» DATASET EXTRACT:
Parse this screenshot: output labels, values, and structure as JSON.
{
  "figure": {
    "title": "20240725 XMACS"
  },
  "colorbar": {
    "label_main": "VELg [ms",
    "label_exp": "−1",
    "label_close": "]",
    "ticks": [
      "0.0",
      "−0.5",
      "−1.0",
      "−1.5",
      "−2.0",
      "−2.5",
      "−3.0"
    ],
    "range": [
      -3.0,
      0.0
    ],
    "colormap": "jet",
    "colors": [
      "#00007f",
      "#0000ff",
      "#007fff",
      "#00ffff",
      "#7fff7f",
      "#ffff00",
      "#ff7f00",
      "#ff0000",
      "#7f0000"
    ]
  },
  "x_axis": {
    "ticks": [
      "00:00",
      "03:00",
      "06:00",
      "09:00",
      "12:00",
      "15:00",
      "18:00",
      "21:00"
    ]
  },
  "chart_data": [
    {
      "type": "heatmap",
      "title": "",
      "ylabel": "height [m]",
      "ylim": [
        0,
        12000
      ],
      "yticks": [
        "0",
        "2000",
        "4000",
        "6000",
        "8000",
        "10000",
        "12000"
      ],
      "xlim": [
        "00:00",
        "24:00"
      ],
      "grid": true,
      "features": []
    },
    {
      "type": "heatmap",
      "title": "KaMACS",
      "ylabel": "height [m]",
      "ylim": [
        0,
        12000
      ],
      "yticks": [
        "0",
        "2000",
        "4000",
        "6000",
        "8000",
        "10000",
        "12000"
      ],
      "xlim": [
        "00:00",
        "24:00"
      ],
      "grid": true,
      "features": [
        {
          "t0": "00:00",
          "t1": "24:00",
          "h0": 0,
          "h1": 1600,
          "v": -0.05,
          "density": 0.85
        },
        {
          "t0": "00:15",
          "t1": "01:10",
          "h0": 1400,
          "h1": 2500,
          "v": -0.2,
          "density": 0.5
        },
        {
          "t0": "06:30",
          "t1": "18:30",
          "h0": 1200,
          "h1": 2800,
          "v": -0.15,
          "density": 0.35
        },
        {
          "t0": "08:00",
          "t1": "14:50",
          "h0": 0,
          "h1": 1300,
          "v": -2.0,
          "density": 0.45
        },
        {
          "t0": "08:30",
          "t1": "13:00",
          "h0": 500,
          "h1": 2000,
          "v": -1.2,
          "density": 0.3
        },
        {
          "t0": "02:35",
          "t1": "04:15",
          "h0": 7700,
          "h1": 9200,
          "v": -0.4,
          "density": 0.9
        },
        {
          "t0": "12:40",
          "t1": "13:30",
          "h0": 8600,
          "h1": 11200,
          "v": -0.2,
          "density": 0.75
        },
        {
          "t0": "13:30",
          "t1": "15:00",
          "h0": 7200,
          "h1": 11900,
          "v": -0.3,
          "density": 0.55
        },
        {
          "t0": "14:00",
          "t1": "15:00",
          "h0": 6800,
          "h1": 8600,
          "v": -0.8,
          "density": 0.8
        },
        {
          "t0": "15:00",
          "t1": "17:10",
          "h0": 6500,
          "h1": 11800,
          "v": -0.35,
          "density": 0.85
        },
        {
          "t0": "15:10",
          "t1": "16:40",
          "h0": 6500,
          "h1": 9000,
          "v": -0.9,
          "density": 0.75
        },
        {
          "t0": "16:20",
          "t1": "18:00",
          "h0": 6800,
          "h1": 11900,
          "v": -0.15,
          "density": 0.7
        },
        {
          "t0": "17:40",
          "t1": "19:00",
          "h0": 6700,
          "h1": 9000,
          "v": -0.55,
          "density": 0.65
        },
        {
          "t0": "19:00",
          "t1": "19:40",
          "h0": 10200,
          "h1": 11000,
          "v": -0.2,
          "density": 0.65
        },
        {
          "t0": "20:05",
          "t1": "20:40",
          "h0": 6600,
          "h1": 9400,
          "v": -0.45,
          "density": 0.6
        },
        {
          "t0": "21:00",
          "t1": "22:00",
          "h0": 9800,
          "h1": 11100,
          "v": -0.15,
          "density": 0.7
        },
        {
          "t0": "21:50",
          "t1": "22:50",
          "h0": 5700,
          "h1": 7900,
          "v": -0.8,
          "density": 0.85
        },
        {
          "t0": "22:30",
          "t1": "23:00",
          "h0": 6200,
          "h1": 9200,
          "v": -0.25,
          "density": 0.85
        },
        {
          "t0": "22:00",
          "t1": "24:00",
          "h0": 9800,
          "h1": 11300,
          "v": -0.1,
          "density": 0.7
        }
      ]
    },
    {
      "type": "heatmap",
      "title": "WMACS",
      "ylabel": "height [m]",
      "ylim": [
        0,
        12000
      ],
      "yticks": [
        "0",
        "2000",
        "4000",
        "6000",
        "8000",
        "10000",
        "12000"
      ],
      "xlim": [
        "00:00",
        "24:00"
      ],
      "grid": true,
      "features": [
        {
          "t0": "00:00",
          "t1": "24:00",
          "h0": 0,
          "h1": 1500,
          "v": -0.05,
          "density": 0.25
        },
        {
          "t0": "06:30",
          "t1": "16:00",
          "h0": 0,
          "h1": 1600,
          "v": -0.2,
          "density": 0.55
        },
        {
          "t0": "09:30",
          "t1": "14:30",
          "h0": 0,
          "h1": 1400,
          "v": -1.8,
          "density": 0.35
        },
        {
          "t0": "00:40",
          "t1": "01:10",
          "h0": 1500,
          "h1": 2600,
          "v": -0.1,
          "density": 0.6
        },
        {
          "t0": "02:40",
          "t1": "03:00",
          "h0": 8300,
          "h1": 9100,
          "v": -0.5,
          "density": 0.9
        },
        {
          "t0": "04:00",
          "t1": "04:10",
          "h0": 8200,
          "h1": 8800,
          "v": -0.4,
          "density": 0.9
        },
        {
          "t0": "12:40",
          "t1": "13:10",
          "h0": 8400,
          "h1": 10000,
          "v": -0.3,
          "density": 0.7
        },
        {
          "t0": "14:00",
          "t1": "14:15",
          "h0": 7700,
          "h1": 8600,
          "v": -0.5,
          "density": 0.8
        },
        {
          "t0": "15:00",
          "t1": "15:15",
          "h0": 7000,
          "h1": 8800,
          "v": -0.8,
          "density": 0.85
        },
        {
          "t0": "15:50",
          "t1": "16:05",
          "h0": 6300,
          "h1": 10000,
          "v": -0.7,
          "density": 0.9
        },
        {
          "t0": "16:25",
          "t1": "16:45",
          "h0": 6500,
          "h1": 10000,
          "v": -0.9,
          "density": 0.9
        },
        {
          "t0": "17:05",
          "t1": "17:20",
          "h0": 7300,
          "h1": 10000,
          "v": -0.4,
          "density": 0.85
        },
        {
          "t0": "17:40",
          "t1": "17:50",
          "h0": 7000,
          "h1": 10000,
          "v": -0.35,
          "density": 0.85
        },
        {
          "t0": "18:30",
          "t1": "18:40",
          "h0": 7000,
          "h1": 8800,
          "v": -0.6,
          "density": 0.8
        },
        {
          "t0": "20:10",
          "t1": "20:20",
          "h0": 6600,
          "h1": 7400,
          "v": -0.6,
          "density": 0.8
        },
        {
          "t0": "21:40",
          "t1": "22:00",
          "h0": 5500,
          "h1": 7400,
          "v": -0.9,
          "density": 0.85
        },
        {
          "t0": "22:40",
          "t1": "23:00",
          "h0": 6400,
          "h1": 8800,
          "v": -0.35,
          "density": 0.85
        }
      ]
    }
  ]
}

» STATED GOAL: Every line that holds the string "title" should be returned.

» WRITTEN REPLY:
    "title": "20240725 XMACS"
      "title": "",
      "title": "KaMACS",
      "title": "WMACS",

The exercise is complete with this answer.